Items from a figure collection
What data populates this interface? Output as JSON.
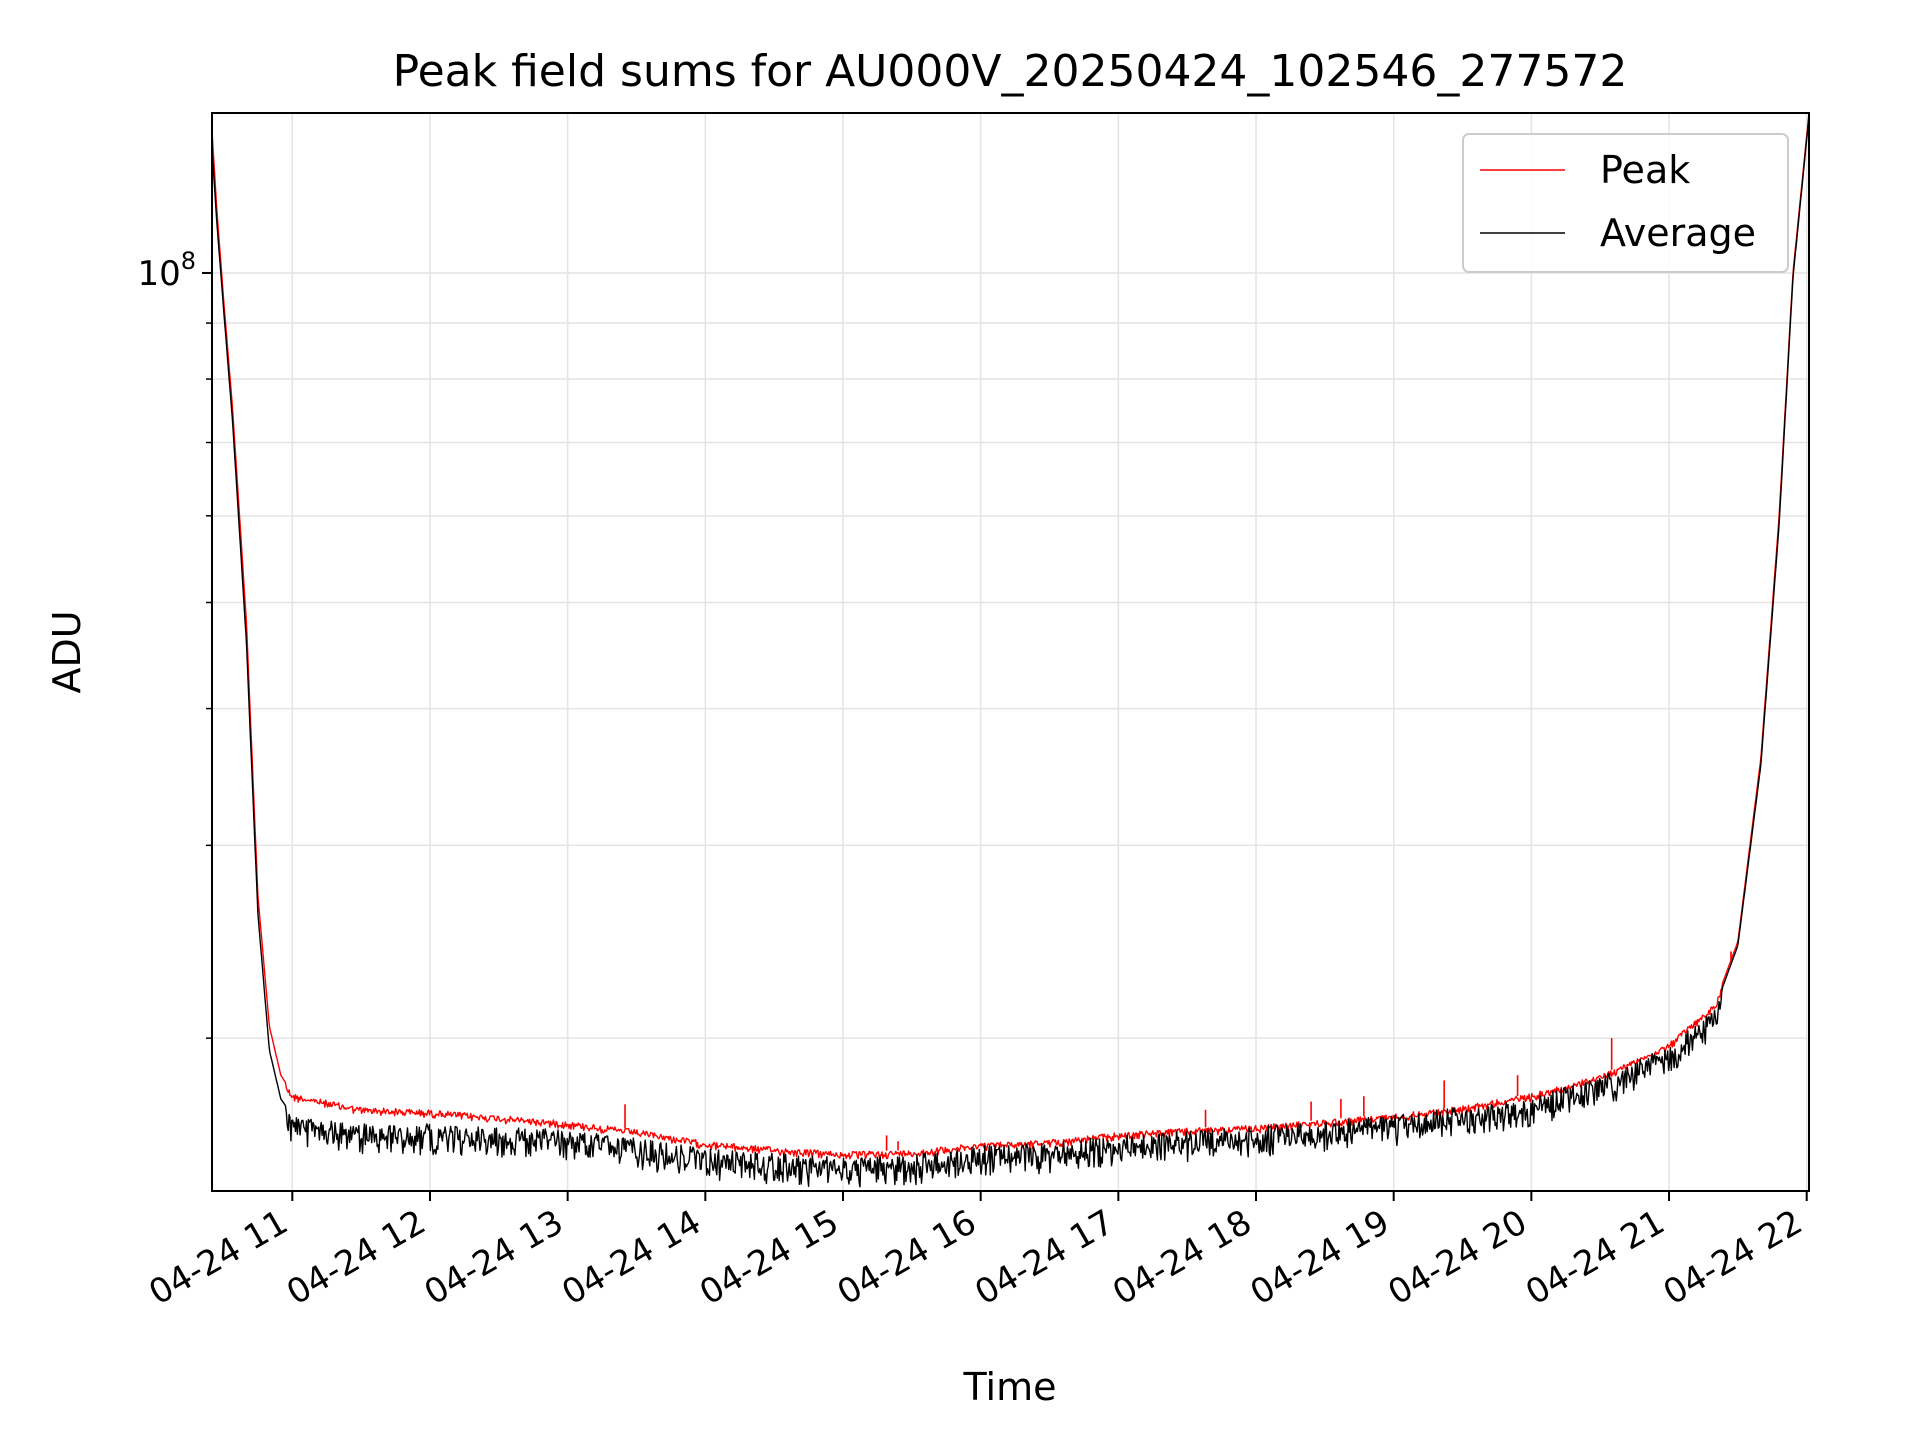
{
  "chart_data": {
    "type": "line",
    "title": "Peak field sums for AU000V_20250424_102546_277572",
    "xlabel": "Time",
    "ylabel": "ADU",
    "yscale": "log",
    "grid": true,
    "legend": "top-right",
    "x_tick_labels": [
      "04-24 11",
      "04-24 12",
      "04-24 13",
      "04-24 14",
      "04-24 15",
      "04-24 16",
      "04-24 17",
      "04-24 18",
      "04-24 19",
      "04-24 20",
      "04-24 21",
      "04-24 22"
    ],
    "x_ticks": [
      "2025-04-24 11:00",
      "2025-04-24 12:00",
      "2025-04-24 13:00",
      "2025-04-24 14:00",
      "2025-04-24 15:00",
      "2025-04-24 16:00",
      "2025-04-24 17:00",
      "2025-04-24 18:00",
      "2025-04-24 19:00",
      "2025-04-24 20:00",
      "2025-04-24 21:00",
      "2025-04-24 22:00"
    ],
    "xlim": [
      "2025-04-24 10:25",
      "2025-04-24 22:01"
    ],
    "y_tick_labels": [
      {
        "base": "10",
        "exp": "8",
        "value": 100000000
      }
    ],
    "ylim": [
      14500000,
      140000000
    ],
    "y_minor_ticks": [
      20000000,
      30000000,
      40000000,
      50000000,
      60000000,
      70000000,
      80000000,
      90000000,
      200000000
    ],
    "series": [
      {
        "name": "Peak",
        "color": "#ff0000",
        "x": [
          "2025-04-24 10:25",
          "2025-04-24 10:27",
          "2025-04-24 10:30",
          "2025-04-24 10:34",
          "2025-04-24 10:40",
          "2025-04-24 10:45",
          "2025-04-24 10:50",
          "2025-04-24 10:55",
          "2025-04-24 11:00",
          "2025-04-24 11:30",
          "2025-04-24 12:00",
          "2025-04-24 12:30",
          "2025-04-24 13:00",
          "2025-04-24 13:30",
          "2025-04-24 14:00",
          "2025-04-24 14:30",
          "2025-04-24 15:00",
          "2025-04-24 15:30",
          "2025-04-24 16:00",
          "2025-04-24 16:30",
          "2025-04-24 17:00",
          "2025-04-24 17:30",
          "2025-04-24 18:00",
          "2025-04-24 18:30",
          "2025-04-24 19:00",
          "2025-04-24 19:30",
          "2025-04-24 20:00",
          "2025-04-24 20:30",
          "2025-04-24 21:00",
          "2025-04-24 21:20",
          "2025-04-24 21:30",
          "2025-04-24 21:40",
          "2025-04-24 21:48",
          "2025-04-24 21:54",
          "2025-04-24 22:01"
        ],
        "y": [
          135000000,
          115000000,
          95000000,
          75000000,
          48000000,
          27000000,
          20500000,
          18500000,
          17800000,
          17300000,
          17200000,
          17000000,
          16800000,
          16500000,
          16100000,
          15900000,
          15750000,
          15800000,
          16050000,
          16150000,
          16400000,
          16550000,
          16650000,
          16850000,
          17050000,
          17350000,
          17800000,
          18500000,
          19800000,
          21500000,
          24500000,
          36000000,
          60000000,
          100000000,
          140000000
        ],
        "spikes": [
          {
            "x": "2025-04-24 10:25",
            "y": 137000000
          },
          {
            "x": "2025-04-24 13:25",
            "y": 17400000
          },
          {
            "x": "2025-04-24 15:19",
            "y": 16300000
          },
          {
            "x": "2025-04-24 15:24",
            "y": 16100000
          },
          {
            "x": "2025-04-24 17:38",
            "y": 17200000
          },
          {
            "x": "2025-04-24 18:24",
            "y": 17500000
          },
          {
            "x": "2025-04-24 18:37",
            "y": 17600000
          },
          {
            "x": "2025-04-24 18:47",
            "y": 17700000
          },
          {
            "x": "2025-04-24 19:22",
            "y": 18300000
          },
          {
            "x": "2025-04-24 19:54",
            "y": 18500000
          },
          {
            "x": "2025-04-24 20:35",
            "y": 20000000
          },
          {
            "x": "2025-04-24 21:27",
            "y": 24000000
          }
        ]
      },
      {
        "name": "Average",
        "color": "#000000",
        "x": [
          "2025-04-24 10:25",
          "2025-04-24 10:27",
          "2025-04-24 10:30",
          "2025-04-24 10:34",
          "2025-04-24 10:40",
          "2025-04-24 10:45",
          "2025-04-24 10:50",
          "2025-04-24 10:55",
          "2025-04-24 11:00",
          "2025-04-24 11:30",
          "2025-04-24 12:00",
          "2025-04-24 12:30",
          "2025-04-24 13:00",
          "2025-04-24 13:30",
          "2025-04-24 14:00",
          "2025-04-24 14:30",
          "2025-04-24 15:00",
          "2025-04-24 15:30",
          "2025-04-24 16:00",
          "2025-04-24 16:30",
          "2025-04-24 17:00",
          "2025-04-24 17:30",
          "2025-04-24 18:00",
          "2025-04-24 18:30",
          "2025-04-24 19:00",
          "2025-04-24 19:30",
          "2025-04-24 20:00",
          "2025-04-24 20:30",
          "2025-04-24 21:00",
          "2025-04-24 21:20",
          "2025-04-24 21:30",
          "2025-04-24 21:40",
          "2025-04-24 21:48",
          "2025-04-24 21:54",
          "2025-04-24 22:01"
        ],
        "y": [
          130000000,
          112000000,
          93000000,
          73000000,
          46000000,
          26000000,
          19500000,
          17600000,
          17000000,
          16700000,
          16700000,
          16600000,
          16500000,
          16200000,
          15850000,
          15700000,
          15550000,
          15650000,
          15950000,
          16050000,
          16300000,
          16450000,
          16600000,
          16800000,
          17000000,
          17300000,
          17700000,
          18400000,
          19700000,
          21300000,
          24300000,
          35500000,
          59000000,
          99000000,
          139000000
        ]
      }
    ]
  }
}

WORK TO BE COMPLETED -
Tell how many lines of the data include the word "Peak", and nothing else.

SOLUTION FOR THIS TASK -
2